Stored data entries:
+-------+

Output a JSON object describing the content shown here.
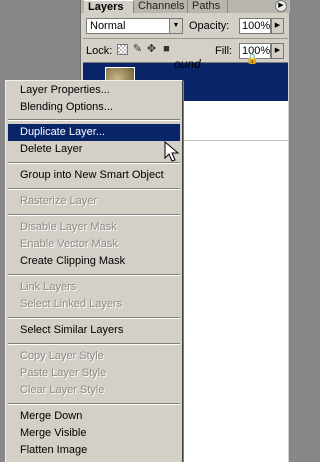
{
  "panel": {
    "tabs": [
      {
        "label": "Layers",
        "active": true
      },
      {
        "label": "Channels",
        "active": false
      },
      {
        "label": "Paths",
        "active": false
      }
    ],
    "menu_button_icon": "panel-menu-icon",
    "blend_mode": "Normal",
    "opacity_label": "Opacity:",
    "opacity_value": "100%",
    "lock_label": "Lock:",
    "fill_label": "Fill:",
    "fill_value": "100%",
    "lock_icons": [
      "transparency-lock-icon",
      "brush-lock-icon",
      "move-lock-icon",
      "padlock-icon"
    ],
    "layers": [
      {
        "name": "",
        "selected": true
      },
      {
        "name": "ound",
        "selected": false,
        "locked": true
      }
    ]
  },
  "context_menu": {
    "items": [
      {
        "label": "Layer Properties...",
        "disabled": false
      },
      {
        "label": "Blending Options...",
        "disabled": false
      },
      {
        "separator": true
      },
      {
        "label": "Duplicate Layer...",
        "disabled": false,
        "highlighted": true
      },
      {
        "label": "Delete Layer",
        "disabled": false
      },
      {
        "separator": true
      },
      {
        "label": "Group into New Smart Object",
        "disabled": false
      },
      {
        "separator": true
      },
      {
        "label": "Rasterize Layer",
        "disabled": true
      },
      {
        "separator": true
      },
      {
        "label": "Disable Layer Mask",
        "disabled": true
      },
      {
        "label": "Enable Vector Mask",
        "disabled": true
      },
      {
        "label": "Create Clipping Mask",
        "disabled": false
      },
      {
        "separator": true
      },
      {
        "label": "Link Layers",
        "disabled": true
      },
      {
        "label": "Select Linked Layers",
        "disabled": true
      },
      {
        "separator": true
      },
      {
        "label": "Select Similar Layers",
        "disabled": false
      },
      {
        "separator": true
      },
      {
        "label": "Copy Layer Style",
        "disabled": true
      },
      {
        "label": "Paste Layer Style",
        "disabled": true
      },
      {
        "label": "Clear Layer Style",
        "disabled": true
      },
      {
        "separator": true
      },
      {
        "label": "Merge Down",
        "disabled": false
      },
      {
        "label": "Merge Visible",
        "disabled": false
      },
      {
        "label": "Flatten Image",
        "disabled": false
      }
    ]
  }
}
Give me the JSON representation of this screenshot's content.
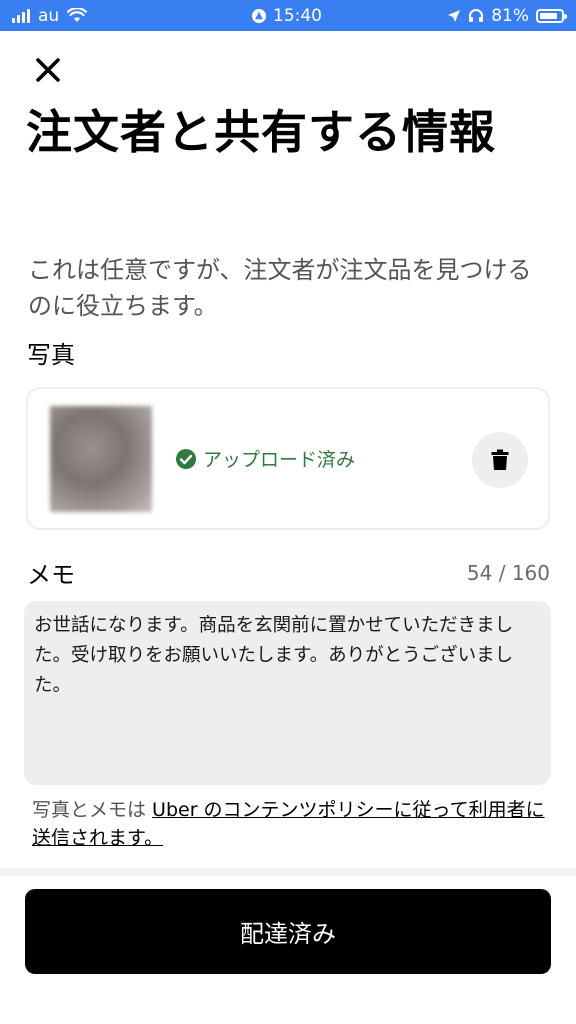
{
  "status_bar": {
    "carrier": "au",
    "time": "15:40",
    "battery": "81%",
    "signal_bars": 4
  },
  "header": {
    "title": "注文者と共有する情報",
    "subtitle": "これは任意ですが、注文者が注文品を見つけるのに役立ちます。"
  },
  "photo": {
    "label": "写真",
    "status": "アップロード済み"
  },
  "memo": {
    "label": "メモ",
    "count": "54 / 160",
    "text": "お世話になります。商品を玄関前に置かせていただきました。受け取りをお願いいたします。ありがとうございました。"
  },
  "policy": {
    "prefix": "写真とメモは ",
    "link": "Uber のコンテンツポリシーに従って利用者に送信されます。"
  },
  "actions": {
    "primary": "配達済み"
  },
  "colors": {
    "status_bar": "#3a7ff1",
    "success": "#2f7a3f",
    "primary_button": "#000000"
  }
}
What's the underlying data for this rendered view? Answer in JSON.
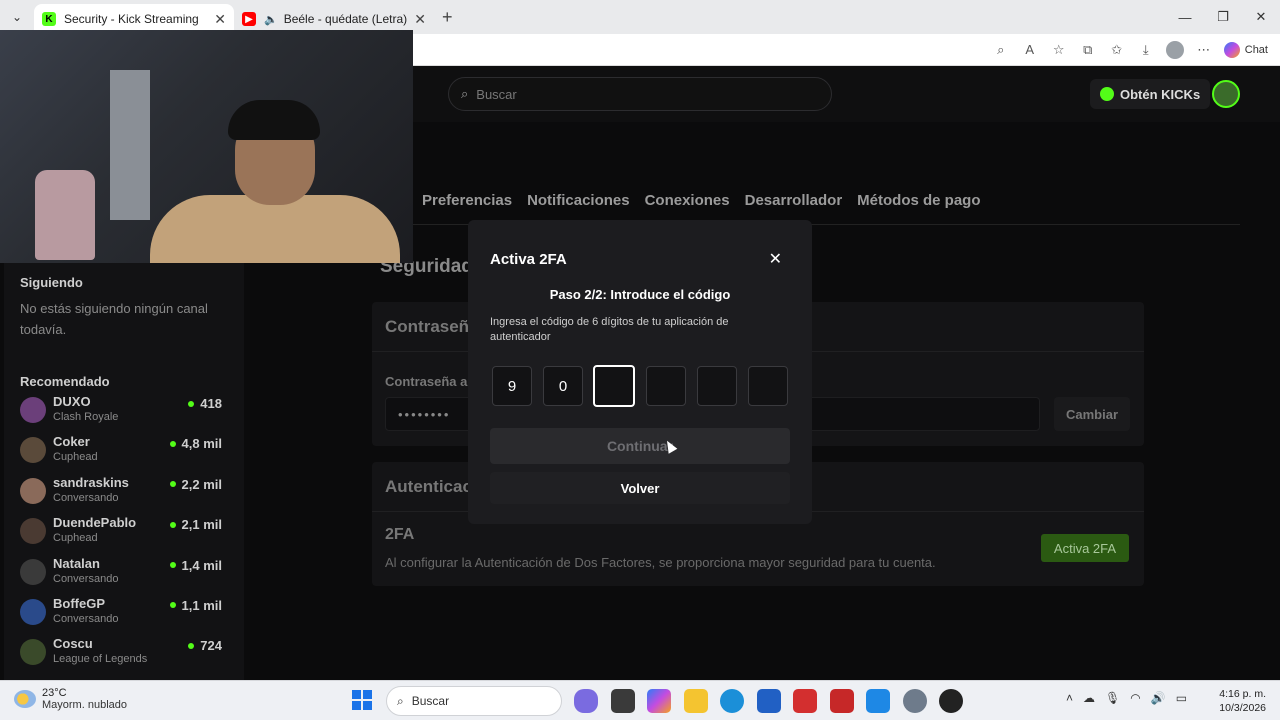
{
  "browser": {
    "tabs": [
      {
        "title": "Security - Kick Streaming",
        "active": true
      },
      {
        "title": "Beéle - quédate (Letra) - YouT",
        "active": false
      }
    ],
    "chat_label": "Chat"
  },
  "site": {
    "search_placeholder": "Buscar",
    "kicks_button": "Obtén KICKs"
  },
  "sidebar": {
    "following_title": "Siguiendo",
    "following_empty": "No estás siguiendo ningún canal todavía.",
    "recommended_title": "Recomendado",
    "channels": [
      {
        "name": "DUXO",
        "category": "Clash Royale",
        "viewers": "418"
      },
      {
        "name": "Coker",
        "category": "Cuphead",
        "viewers": "4,8 mil"
      },
      {
        "name": "sandraskins",
        "category": "Conversando",
        "viewers": "2,2 mil"
      },
      {
        "name": "DuendePablo",
        "category": "Cuphead",
        "viewers": "2,1 mil"
      },
      {
        "name": "Natalan",
        "category": "Conversando",
        "viewers": "1,4 mil"
      },
      {
        "name": "BoffeGP",
        "category": "Conversando",
        "viewers": "1,1 mil"
      },
      {
        "name": "Coscu",
        "category": "League of Legends",
        "viewers": "724"
      }
    ]
  },
  "settings": {
    "tabs": [
      "Preferencias",
      "Notificaciones",
      "Conexiones",
      "Desarrollador",
      "Métodos de pago"
    ],
    "section_title": "Seguridad",
    "password_card_title": "Contraseña",
    "password_label": "Contraseña a",
    "password_value": "••••••••",
    "change_button": "Cambiar",
    "auth_card_title": "Autenticac",
    "twofa_title": "2FA",
    "twofa_desc": "Al configurar la Autenticación de Dos Factores, se proporciona mayor seguridad para tu cuenta.",
    "twofa_button": "Activa 2FA"
  },
  "modal": {
    "title": "Activa 2FA",
    "step": "Paso 2/2: Introduce el código",
    "description": "Ingresa el código de 6 dígitos de tu aplicación de autenticador",
    "digits": [
      "9",
      "0",
      "",
      "",
      "",
      ""
    ],
    "continue_button": "Continuar",
    "back_button": "Volver"
  },
  "taskbar": {
    "temperature": "23°C",
    "weather": "Mayorm. nublado",
    "search_placeholder": "Buscar",
    "time": "4:16 p. m.",
    "date": "10/3/2026"
  }
}
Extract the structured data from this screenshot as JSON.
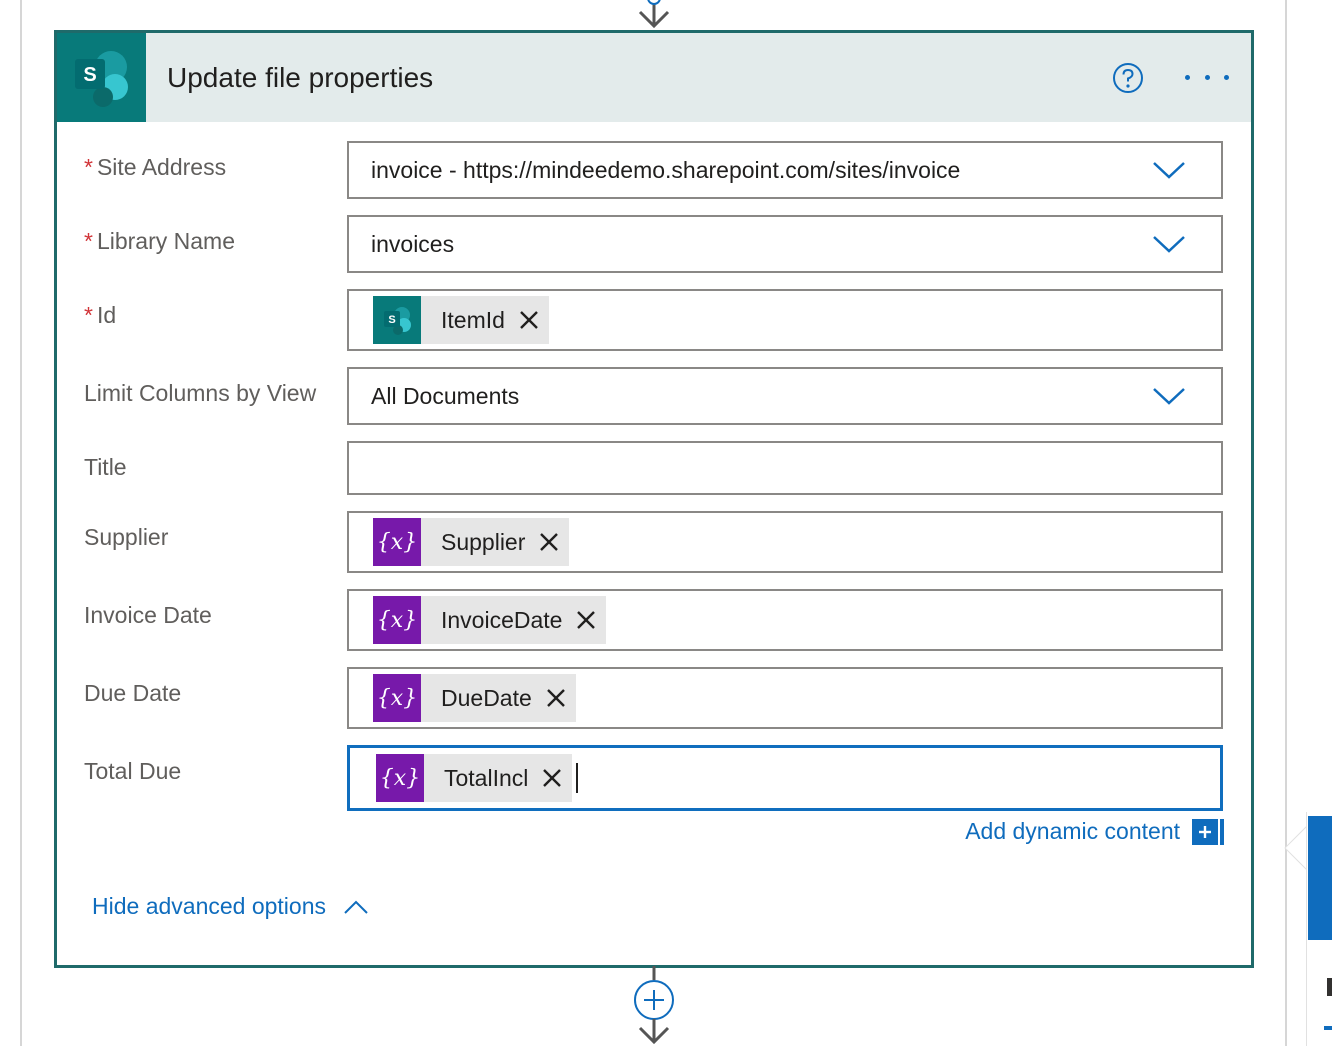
{
  "card": {
    "title": "Update file properties",
    "help_icon": "question-circle-icon",
    "more_icon": "ellipsis-icon",
    "logo_icon": "sharepoint-logo-icon"
  },
  "fields": {
    "site_address": {
      "label": "Site Address",
      "required": true,
      "value": "invoice - https://mindeedemo.sharepoint.com/sites/invoice"
    },
    "library_name": {
      "label": "Library Name",
      "required": true,
      "value": "invoices"
    },
    "id": {
      "label": "Id",
      "required": true,
      "token": "ItemId"
    },
    "limit_columns": {
      "label": "Limit Columns by View",
      "value": "All Documents"
    },
    "title": {
      "label": "Title",
      "value": ""
    },
    "supplier": {
      "label": "Supplier",
      "token": "Supplier"
    },
    "invoice_date": {
      "label": "Invoice Date",
      "token": "InvoiceDate"
    },
    "due_date": {
      "label": "Due Date",
      "token": "DueDate"
    },
    "total_due": {
      "label": "Total Due",
      "token": "TotalIncl"
    }
  },
  "required_marker": "*",
  "variable_glyph": "{x}",
  "add_dynamic_content": "Add dynamic content",
  "hide_advanced": "Hide advanced options",
  "colors": {
    "accent": "#0f6cbd",
    "sharepoint": "#087a7a",
    "variable": "#7719aa",
    "card_border": "#1f6a6a",
    "header_bg": "#e3ebeb",
    "required": "#d13438"
  }
}
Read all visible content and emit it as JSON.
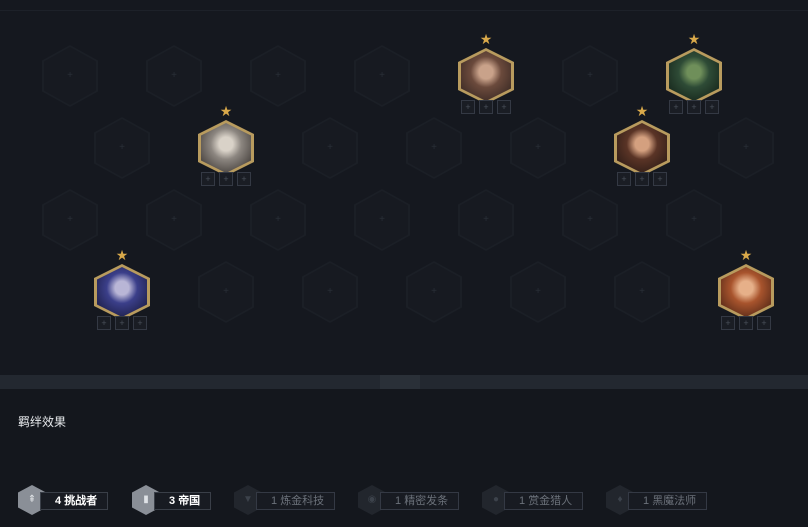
{
  "board": {
    "empty_slot_glyph": "+",
    "item_slot_glyph": "+",
    "star_glyph": "★",
    "units": [
      {
        "name": "unit-bald-brawler",
        "row": 0,
        "col": 4,
        "stars": 1,
        "colors": [
          "#6b4a3c",
          "#2a1f1c",
          "#c9a28a"
        ]
      },
      {
        "name": "unit-green-monster",
        "row": 0,
        "col": 6,
        "stars": 1,
        "colors": [
          "#2e4b36",
          "#0f1a13",
          "#6f8f5a"
        ]
      },
      {
        "name": "unit-white-haired-knight",
        "row": 1,
        "col": 1,
        "stars": 1,
        "colors": [
          "#8c8680",
          "#2b2623",
          "#d9d2c8"
        ]
      },
      {
        "name": "unit-dark-haired-woman",
        "row": 1,
        "col": 5,
        "stars": 1,
        "colors": [
          "#5a3426",
          "#1f1512",
          "#d4a07f"
        ]
      },
      {
        "name": "unit-hooded-assassin",
        "row": 3,
        "col": 0,
        "stars": 1,
        "colors": [
          "#3b3f8a",
          "#121330",
          "#b9b6d6"
        ]
      },
      {
        "name": "unit-red-haired-gunner",
        "row": 3,
        "col": 6,
        "stars": 1,
        "colors": [
          "#a8542d",
          "#3a1a10",
          "#e6b089"
        ]
      }
    ]
  },
  "synergy": {
    "title": "羁绊效果",
    "traits": [
      {
        "name": "trait-challenger",
        "count": "4",
        "label": "挑战者",
        "active": true,
        "icon": "sword-icon",
        "glyph": "⇞"
      },
      {
        "name": "trait-empire",
        "count": "3",
        "label": "帝国",
        "active": true,
        "icon": "banner-icon",
        "glyph": "▮"
      },
      {
        "name": "trait-hextech",
        "count": "1",
        "label": "炼金科技",
        "active": false,
        "icon": "chevron-icon",
        "glyph": "▼"
      },
      {
        "name": "trait-cryptic",
        "count": "1",
        "label": "精密发条",
        "active": false,
        "icon": "gear-icon",
        "glyph": "◉"
      },
      {
        "name": "trait-bounty",
        "count": "1",
        "label": "赏金猎人",
        "active": false,
        "icon": "coin-icon",
        "glyph": "●"
      },
      {
        "name": "trait-warlock",
        "count": "1",
        "label": "黑魔法师",
        "active": false,
        "icon": "flame-icon",
        "glyph": "♦"
      }
    ]
  }
}
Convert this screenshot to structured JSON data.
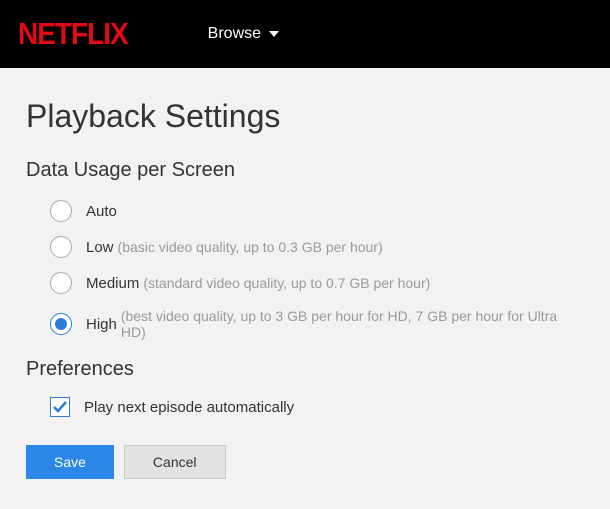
{
  "header": {
    "logo_text": "NETFLIX",
    "browse_label": "Browse"
  },
  "title": "Playback Settings",
  "data_usage": {
    "heading": "Data Usage per Screen",
    "options": [
      {
        "label": "Auto",
        "desc": "",
        "selected": false
      },
      {
        "label": "Low",
        "desc": "(basic video quality, up to 0.3 GB per hour)",
        "selected": false
      },
      {
        "label": "Medium",
        "desc": "(standard video quality, up to 0.7 GB per hour)",
        "selected": false
      },
      {
        "label": "High",
        "desc": "(best video quality, up to 3 GB per hour for HD, 7 GB per hour for Ultra HD)",
        "selected": true
      }
    ]
  },
  "preferences": {
    "heading": "Preferences",
    "autoplay_label": "Play next episode automatically",
    "autoplay_checked": true
  },
  "buttons": {
    "save": "Save",
    "cancel": "Cancel"
  }
}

+-------+

Take the line containing "Convert this screenshot" through the last line of the material and retype exactly those lines, both ends included, with no pictures.

> FULL ANSWER
Convert this screenshot to structured JSON data.
{
  "header": {
    "logo_text": "NETFLIX",
    "browse_label": "Browse"
  },
  "title": "Playback Settings",
  "data_usage": {
    "heading": "Data Usage per Screen",
    "options": [
      {
        "label": "Auto",
        "desc": "",
        "selected": false
      },
      {
        "label": "Low",
        "desc": "(basic video quality, up to 0.3 GB per hour)",
        "selected": false
      },
      {
        "label": "Medium",
        "desc": "(standard video quality, up to 0.7 GB per hour)",
        "selected": false
      },
      {
        "label": "High",
        "desc": "(best video quality, up to 3 GB per hour for HD, 7 GB per hour for Ultra HD)",
        "selected": true
      }
    ]
  },
  "preferences": {
    "heading": "Preferences",
    "autoplay_label": "Play next episode automatically",
    "autoplay_checked": true
  },
  "buttons": {
    "save": "Save",
    "cancel": "Cancel"
  }
}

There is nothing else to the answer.